■ TASK REQUIREMENTS: Everything from the line containing "Give me the" down to the last line of the entries below must be transcribed exactly, and nothing else.

■ Dataset records:
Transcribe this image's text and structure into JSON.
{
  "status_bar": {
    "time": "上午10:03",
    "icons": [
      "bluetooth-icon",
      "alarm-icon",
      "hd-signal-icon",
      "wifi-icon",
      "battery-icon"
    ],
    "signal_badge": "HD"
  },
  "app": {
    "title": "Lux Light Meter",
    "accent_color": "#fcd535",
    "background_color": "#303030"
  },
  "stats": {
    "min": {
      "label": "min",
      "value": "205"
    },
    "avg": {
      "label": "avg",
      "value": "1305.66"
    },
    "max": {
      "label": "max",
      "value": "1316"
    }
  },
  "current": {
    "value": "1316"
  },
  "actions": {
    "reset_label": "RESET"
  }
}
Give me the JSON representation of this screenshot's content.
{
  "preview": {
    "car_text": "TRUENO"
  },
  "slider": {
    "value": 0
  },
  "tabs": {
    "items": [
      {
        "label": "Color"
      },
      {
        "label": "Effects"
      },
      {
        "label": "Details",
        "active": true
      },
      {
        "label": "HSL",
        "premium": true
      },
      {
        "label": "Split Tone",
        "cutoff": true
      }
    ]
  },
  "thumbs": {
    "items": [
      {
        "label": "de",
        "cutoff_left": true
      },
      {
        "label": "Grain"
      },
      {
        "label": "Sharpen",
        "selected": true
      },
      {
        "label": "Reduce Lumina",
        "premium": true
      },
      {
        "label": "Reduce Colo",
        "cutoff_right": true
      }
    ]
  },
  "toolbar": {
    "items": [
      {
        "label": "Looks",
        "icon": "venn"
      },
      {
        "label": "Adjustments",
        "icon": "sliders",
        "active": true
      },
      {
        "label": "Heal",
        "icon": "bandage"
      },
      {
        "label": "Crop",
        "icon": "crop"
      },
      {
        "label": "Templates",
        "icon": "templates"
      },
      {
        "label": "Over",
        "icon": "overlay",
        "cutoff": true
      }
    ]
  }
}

■ EXPECTED ANSWER:
Give me the JSON representation of this screenshot's content.
{
  "preview": {
    "car_text": "TRUENO"
  },
  "slider": {
    "value": 0
  },
  "tabs": {
    "items": [
      {
        "label": "Color"
      },
      {
        "label": "Effects"
      },
      {
        "label": "Details",
        "active": true
      },
      {
        "label": "HSL",
        "premium": true
      },
      {
        "label": "Split Tone",
        "cutoff": true
      }
    ]
  },
  "thumbs": {
    "items": [
      {
        "label": "de",
        "cutoff_left": true
      },
      {
        "label": "Grain"
      },
      {
        "label": "Sharpen",
        "selected": true
      },
      {
        "label": "Reduce Lumina",
        "premium": true
      },
      {
        "label": "Reduce Colo",
        "cutoff_right": true
      }
    ]
  },
  "toolbar": {
    "items": [
      {
        "label": "Looks",
        "icon": "venn"
      },
      {
        "label": "Adjustments",
        "icon": "sliders",
        "active": true
      },
      {
        "label": "Heal",
        "icon": "bandage"
      },
      {
        "label": "Crop",
        "icon": "crop"
      },
      {
        "label": "Templates",
        "icon": "templates"
      },
      {
        "label": "Over",
        "icon": "overlay",
        "cutoff": true
      }
    ]
  }
}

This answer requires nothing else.